◆ REQUISITOS DEL EJERCICIO ◆
a: ¿Cómo se traduce al inglés la oración «Cualquier empresa es fútil y vacía; cualquier deseo y anhelo un simple espejismo, mera «caza de viento».», tomada del texto proporcionado?
b: Reproduce del texto proporcionado todo lo que va desde «Ciertamente, todo es» hasta «más al caso.», ambos incluidos.
c: ¿Concuerdan con el texto proporcionado estas afirmaciones? Responde sí o no a cada una y cita literalmente las palabras del texto que lo deciden.
(i) La cita de Montaigne sostiene que quizá no haya vanidad mayor que la de escribir vanamente.
(ii) El autor aclara que su comentario sobre escribir vanamente va dirigido al autor del Eclesiastés.
(iii) El texto señala que la palabra «vanidad» procede de «vano».

◆ TEXTO PROPORCIONADO ◆

━━━━━━━━━━━━━━━━━━━━

Sin duda alguna, la segunda de tales
acepciones encuentra su mejor y más logrado exponente (no hay por qué caer en
la extravagancia a fuer de buscar la originalidad) en el vanitas vanitatum proclamado
por el autor del Eclesiastés: «¡vanidad de vanidades, todo es
vanidad!». Cualquier empresa es fútil y vacía; cualquier deseo y anhelo un
simple espejismo, mera «caza de viento».
Ciertamente, todo es fugaz y pasajero; todo
vano (que de vano viene vanidad); todo huero e inútil; todo estéril. Y, entre
otras cosas (cabe suponer), también lo es escribir el Eclesiastés y
darnos consejos, como lo es el que yo escriba sobre él y sobre su darnos
consejos. Si a eso vamos: «Acaso no haya vanidad mayor que la de escribir
vanamente», como decía Montaigne. Y advierto que no lo digo por el autor del
libro bíblico del que hablo, sino por mí mismo. Si es ya mucho dar en vida con
un puñado de lectores, qué no será pensar que, desaparecido su autor, cuando
ya, periódicamente, no nos importune con uno de sus bodrios, recordándonos de
ese modo (una nueva vanidad) su existencia, alguien se ocupe de leer aquellos
engendros que un día nacieron de su magín. Mas si esto que digo vale para mí,
vale igualmente para muchos como yo; y hasta, a lo que entiendo, alguno hay al
que le viene más al caso.

━━━━━━━━━━━━━━━━━━━━

◆ EXTRACTO DE ORIGEN ◆
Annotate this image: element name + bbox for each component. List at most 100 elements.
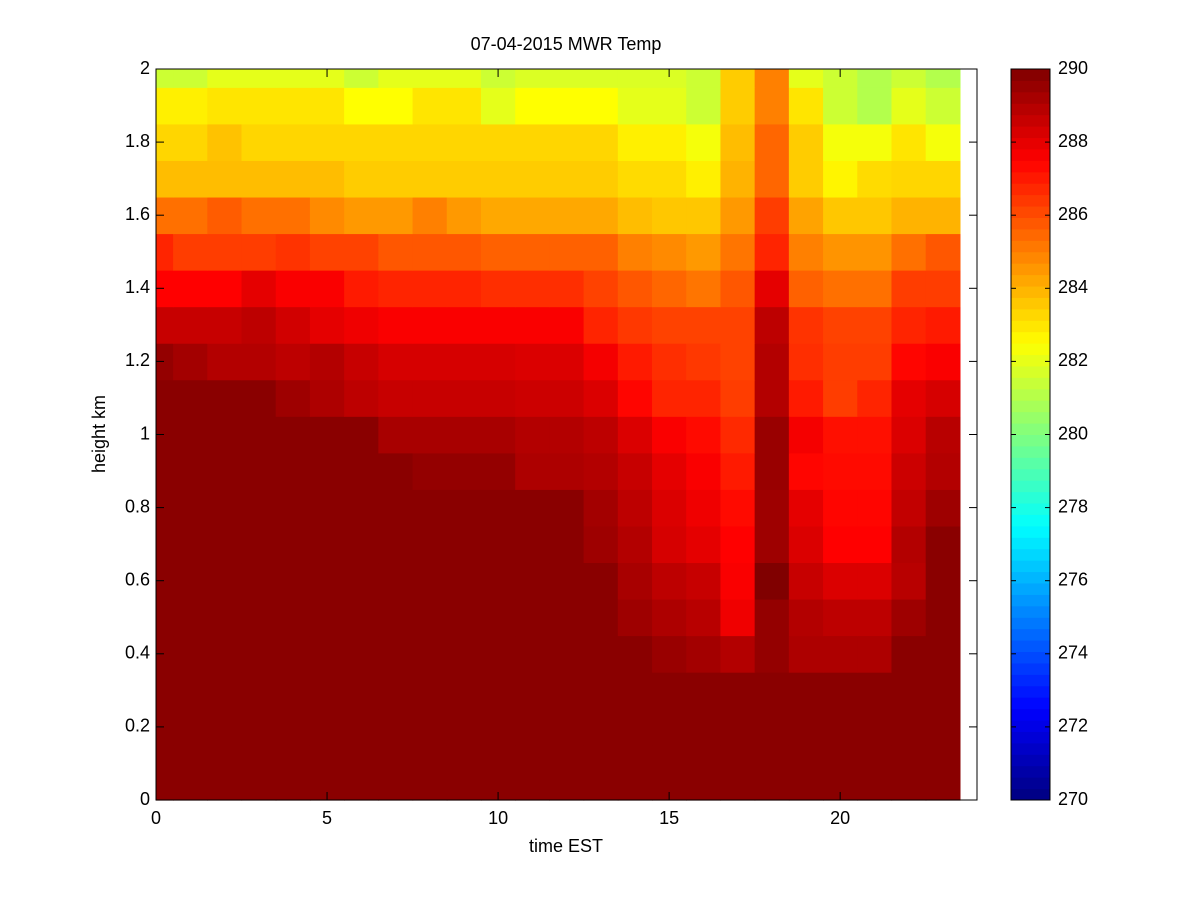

━━━━━━━━━━━━━━━━━━━━

◆ RESULTADOS EN ORDEN ◆
a: Any undertaking is futile and empty; any desire and longing a mere mirage, mere "chasing after wind."

b:
Ciertamente, todo es fugaz y pasajero; todo
vano (que de vano viene vanidad); todo huero e inútil; todo estéril. Y, entre
otras cosas (cabe suponer), también lo es escribir el Eclesiastés y
darnos consejos, como lo es el que yo escriba sobre él y sobre su darnos
consejos. Si a eso vamos: «Acaso no haya vanidad mayor que la de escribir
vanamente», como decía Montaigne. Y advierto que no lo digo por el autor del
libro bíblico del que hablo, sino por mí mismo. Si es ya mucho dar en vida con
un puñado de lectores, qué no será pensar que, desaparecido su autor, cuando
ya, periódicamente, no nos importune con uno de sus bodrios, recordándonos de
ese modo (una nueva vanidad) su existencia, alguien se ocupe de leer aquellos
engendros que un día nacieron de su magín. Mas si esto que digo vale para mí,
vale igualmente para muchos como yo; y hasta, a lo que entiendo, alguno hay al
que le viene más al caso.

c:
(i) Sí: «Acaso no haya vanidad mayor que la de escribir vanamente».
(ii) No: «no lo digo por el autor del libro bíblico del que hablo, sino por mí mismo».
(iii) Sí: «que de vano viene vanidad».